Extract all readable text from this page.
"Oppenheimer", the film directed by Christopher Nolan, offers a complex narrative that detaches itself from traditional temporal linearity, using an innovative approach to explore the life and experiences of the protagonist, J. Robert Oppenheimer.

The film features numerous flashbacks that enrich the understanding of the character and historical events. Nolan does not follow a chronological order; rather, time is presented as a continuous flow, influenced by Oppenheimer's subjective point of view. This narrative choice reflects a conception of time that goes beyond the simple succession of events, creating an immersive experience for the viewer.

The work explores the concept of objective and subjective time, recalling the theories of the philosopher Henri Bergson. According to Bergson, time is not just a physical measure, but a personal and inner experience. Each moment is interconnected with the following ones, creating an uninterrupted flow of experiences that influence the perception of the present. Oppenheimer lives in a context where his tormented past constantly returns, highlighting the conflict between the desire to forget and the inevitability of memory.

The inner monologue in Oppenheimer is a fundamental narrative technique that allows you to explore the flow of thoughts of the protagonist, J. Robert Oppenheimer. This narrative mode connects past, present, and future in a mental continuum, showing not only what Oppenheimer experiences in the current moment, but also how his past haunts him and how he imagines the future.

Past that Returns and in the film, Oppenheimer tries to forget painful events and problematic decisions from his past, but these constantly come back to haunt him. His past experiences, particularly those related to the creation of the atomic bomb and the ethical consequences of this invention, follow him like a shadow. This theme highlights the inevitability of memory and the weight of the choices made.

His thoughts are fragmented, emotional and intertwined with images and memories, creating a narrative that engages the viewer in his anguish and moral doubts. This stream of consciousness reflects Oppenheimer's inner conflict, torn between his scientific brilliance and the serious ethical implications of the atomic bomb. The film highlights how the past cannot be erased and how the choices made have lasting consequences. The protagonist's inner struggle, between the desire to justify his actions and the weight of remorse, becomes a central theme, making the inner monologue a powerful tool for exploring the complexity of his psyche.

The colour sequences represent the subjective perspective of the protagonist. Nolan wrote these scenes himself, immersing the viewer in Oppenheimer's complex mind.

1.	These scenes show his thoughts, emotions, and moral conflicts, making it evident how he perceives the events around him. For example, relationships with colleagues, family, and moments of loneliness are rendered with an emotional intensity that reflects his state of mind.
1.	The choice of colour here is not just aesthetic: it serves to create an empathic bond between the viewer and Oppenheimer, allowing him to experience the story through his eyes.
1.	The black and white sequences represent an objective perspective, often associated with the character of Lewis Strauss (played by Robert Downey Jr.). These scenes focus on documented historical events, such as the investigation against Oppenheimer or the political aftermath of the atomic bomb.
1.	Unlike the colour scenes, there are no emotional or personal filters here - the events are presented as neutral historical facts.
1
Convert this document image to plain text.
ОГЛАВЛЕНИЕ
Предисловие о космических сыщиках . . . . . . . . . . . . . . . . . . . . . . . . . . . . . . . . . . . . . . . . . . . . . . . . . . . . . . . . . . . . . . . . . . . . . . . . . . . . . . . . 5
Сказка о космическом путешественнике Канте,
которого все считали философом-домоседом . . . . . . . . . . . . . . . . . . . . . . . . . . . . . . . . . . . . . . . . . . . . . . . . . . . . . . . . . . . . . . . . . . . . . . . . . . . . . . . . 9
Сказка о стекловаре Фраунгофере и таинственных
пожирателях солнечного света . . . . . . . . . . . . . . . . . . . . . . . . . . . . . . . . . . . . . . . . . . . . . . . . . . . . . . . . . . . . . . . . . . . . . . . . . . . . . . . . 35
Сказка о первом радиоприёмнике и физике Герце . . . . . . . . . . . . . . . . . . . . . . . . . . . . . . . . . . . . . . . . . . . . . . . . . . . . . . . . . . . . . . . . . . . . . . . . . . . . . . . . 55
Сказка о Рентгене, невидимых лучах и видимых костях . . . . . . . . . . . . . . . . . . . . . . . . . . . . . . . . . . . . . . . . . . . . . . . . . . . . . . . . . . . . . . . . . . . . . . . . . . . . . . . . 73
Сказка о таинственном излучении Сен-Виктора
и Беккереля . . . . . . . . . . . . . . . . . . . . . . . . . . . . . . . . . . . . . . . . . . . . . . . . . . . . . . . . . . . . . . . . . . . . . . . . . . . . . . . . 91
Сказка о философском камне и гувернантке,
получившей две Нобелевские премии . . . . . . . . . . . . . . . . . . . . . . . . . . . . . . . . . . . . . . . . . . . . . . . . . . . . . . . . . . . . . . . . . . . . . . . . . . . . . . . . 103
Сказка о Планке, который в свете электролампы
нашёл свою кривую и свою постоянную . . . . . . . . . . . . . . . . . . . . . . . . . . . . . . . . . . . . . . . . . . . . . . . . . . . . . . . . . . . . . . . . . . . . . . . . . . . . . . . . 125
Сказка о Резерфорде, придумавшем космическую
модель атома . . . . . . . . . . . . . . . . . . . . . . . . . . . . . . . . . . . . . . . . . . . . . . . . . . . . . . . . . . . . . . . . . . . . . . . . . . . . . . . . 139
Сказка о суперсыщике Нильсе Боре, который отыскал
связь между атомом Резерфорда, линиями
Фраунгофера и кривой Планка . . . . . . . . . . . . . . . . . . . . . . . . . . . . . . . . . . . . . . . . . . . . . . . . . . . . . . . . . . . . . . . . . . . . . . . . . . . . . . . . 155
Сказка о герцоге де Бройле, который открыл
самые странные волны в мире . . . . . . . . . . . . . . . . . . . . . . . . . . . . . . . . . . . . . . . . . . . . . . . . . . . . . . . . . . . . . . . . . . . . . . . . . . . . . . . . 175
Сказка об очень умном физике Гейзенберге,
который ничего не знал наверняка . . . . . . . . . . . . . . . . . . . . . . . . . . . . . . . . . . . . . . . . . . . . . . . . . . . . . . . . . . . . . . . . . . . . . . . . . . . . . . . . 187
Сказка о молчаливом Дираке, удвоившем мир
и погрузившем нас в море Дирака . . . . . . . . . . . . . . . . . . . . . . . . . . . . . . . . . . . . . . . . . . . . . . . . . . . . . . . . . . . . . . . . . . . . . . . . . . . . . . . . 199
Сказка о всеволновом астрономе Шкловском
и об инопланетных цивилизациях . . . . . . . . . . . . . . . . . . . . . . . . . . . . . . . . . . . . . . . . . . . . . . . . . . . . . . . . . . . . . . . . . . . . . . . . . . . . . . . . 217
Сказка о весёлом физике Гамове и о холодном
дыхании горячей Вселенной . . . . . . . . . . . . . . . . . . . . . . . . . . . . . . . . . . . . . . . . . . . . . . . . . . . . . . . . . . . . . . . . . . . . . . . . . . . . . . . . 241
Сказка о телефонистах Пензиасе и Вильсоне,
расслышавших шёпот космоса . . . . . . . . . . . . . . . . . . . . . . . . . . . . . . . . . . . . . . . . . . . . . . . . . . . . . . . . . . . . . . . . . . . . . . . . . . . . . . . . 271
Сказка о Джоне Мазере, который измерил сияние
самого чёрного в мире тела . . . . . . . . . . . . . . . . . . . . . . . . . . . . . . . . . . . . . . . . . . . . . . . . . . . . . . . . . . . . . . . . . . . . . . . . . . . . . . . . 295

* WORK REQUIRED *
Make an exact copy of every line in the data.

* TASK ANSWER *
Extract all readable text from this page.
"Oppenheimer", the film directed by Christopher Nolan, offers a complex narrative that detaches itself from traditional temporal linearity, using an innovative approach to explore the life and experiences of the protagonist, J. Robert Oppenheimer.

The film features numerous flashbacks that enrich the understanding of the character and historical events. Nolan does not follow a chronological order; rather, time is presented as a continuous flow, influenced by Oppenheimer's subjective point of view. This narrative choice reflects a conception of time that goes beyond the simple succession of events, creating an immersive experience for the viewer.

The work explores the concept of objective and subjective time, recalling the theories of the philosopher Henri Bergson. According to Bergson, time is not just a physical measure, but a personal and inner experience. Each moment is interconnected with the following ones, creating an uninterrupted flow of experiences that influence the perception of the present. Oppenheimer lives in a context where his tormented past constantly returns, highlighting the conflict between the desire to forget and the inevitability of memory.

The inner monologue in Oppenheimer is a fundamental narrative technique that allows you to explore the flow of thoughts of the protagonist, J. Robert Oppenheimer. This narrative mode connects past, present, and future in a mental continuum, showing not only what Oppenheimer experiences in the current moment, but also how his past haunts him and how he imagines the future.

Past that Returns and in the film, Oppenheimer tries to forget painful events and problematic decisions from his past, but these constantly come back to haunt him. His past experiences, particularly those related to the creation of the atomic bomb and the ethical consequences of this invention, follow him like a shadow. This theme highlights the inevitability of memory and the weight of the choices made.

His thoughts are fragmented, emotional and intertwined with images and memories, creating a narrative that engages the viewer in his anguish and moral doubts. This stream of consciousness reflects Oppenheimer's inner conflict, torn between his scientific brilliance and the serious ethical implications of the atomic bomb. The film highlights how the past cannot be erased and how the choices made have lasting consequences. The protagonist's inner struggle, between the desire to justify his actions and the weight of remorse, becomes a central theme, making the inner monologue a powerful tool for exploring the complexity of his psyche.

The colour sequences represent the subjective perspective of the protagonist. Nolan wrote these scenes himself, immersing the viewer in Oppenheimer's complex mind.

1.	These scenes show his thoughts, emotions, and moral conflicts, making it evident how he perceives the events around him. For example, relationships with colleagues, family, and moments of loneliness are rendered with an emotional intensity that reflects his state of mind.
1.	The choice of colour here is not just aesthetic: it serves to create an empathic bond between the viewer and Oppenheimer, allowing him to experience the story through his eyes.
1.	The black and white sequences represent an objective perspective, often associated with the character of Lewis Strauss (played by Robert Downey Jr.). These scenes focus on documented historical events, such as the investigation against Oppenheimer or the political aftermath of the atomic bomb.
1.	Unlike the colour scenes, there are no emotional or personal filters here - the events are presented as neutral historical facts.
1
Convert this document image to plain text.
ОГЛАВЛЕНИЕ
Предисловие о космических сыщиках . . . . . . . . . . . . . . . . . . . . . . . . . . . . . . . . . . . . . . . . . . . . . . . . . . . . . . . . . . . . . . . . . . . . . . . . . . . . . . . . 5
Сказка о космическом путешественнике Канте,
которого все считали философом-домоседом . . . . . . . . . . . . . . . . . . . . . . . . . . . . . . . . . . . . . . . . . . . . . . . . . . . . . . . . . . . . . . . . . . . . . . . . . . . . . . . . 9
Сказка о стекловаре Фраунгофере и таинственных
пожирателях солнечного света . . . . . . . . . . . . . . . . . . . . . . . . . . . . . . . . . . . . . . . . . . . . . . . . . . . . . . . . . . . . . . . . . . . . . . . . . . . . . . . . 35
Сказка о первом радиоприёмнике и физике Герце . . . . . . . . . . . . . . . . . . . . . . . . . . . . . . . . . . . . . . . . . . . . . . . . . . . . . . . . . . . . . . . . . . . . . . . . . . . . . . . . 55
Сказка о Рентгене, невидимых лучах и видимых костях . . . . . . . . . . . . . . . . . . . . . . . . . . . . . . . . . . . . . . . . . . . . . . . . . . . . . . . . . . . . . . . . . . . . . . . . . . . . . . . . 73
Сказка о таинственном излучении Сен-Виктора
и Беккереля . . . . . . . . . . . . . . . . . . . . . . . . . . . . . . . . . . . . . . . . . . . . . . . . . . . . . . . . . . . . . . . . . . . . . . . . . . . . . . . . 91
Сказка о философском камне и гувернантке,
получившей две Нобелевские премии . . . . . . . . . . . . . . . . . . . . . . . . . . . . . . . . . . . . . . . . . . . . . . . . . . . . . . . . . . . . . . . . . . . . . . . . . . . . . . . . 103
Сказка о Планке, который в свете электролампы
нашёл свою кривую и свою постоянную . . . . . . . . . . . . . . . . . . . . . . . . . . . . . . . . . . . . . . . . . . . . . . . . . . . . . . . . . . . . . . . . . . . . . . . . . . . . . . . . 125
Сказка о Резерфорде, придумавшем космическую
модель атома . . . . . . . . . . . . . . . . . . . . . . . . . . . . . . . . . . . . . . . . . . . . . . . . . . . . . . . . . . . . . . . . . . . . . . . . . . . . . . . . 139
Сказка о суперсыщике Нильсе Боре, который отыскал
связь между атомом Резерфорда, линиями
Фраунгофера и кривой Планка . . . . . . . . . . . . . . . . . . . . . . . . . . . . . . . . . . . . . . . . . . . . . . . . . . . . . . . . . . . . . . . . . . . . . . . . . . . . . . . . 155
Сказка о герцоге де Бройле, который открыл
самые странные волны в мире . . . . . . . . . . . . . . . . . . . . . . . . . . . . . . . . . . . . . . . . . . . . . . . . . . . . . . . . . . . . . . . . . . . . . . . . . . . . . . . . 175
Сказка об очень умном физике Гейзенберге,
который ничего не знал наверняка . . . . . . . . . . . . . . . . . . . . . . . . . . . . . . . . . . . . . . . . . . . . . . . . . . . . . . . . . . . . . . . . . . . . . . . . . . . . . . . . 187
Сказка о молчаливом Дираке, удвоившем мир
и погрузившем нас в море Дирака . . . . . . . . . . . . . . . . . . . . . . . . . . . . . . . . . . . . . . . . . . . . . . . . . . . . . . . . . . . . . . . . . . . . . . . . . . . . . . . . 199
Сказка о всеволновом астрономе Шкловском
и об инопланетных цивилизациях . . . . . . . . . . . . . . . . . . . . . . . . . . . . . . . . . . . . . . . . . . . . . . . . . . . . . . . . . . . . . . . . . . . . . . . . . . . . . . . . 217
Сказка о весёлом физике Гамове и о холодном
дыхании горячей Вселенной . . . . . . . . . . . . . . . . . . . . . . . . . . . . . . . . . . . . . . . . . . . . . . . . . . . . . . . . . . . . . . . . . . . . . . . . . . . . . . . . 241
Сказка о телефонистах Пензиасе и Вильсоне,
расслышавших шёпот космоса . . . . . . . . . . . . . . . . . . . . . . . . . . . . . . . . . . . . . . . . . . . . . . . . . . . . . . . . . . . . . . . . . . . . . . . . . . . . . . . . 271
Сказка о Джоне Мазере, который измерил сияние
самого чёрного в мире тела . . . . . . . . . . . . . . . . . . . . . . . . . . . . . . . . . . . . . . . . . . . . . . . . . . . . . . . . . . . . . . . . . . . . . . . . . . . . . . . . 295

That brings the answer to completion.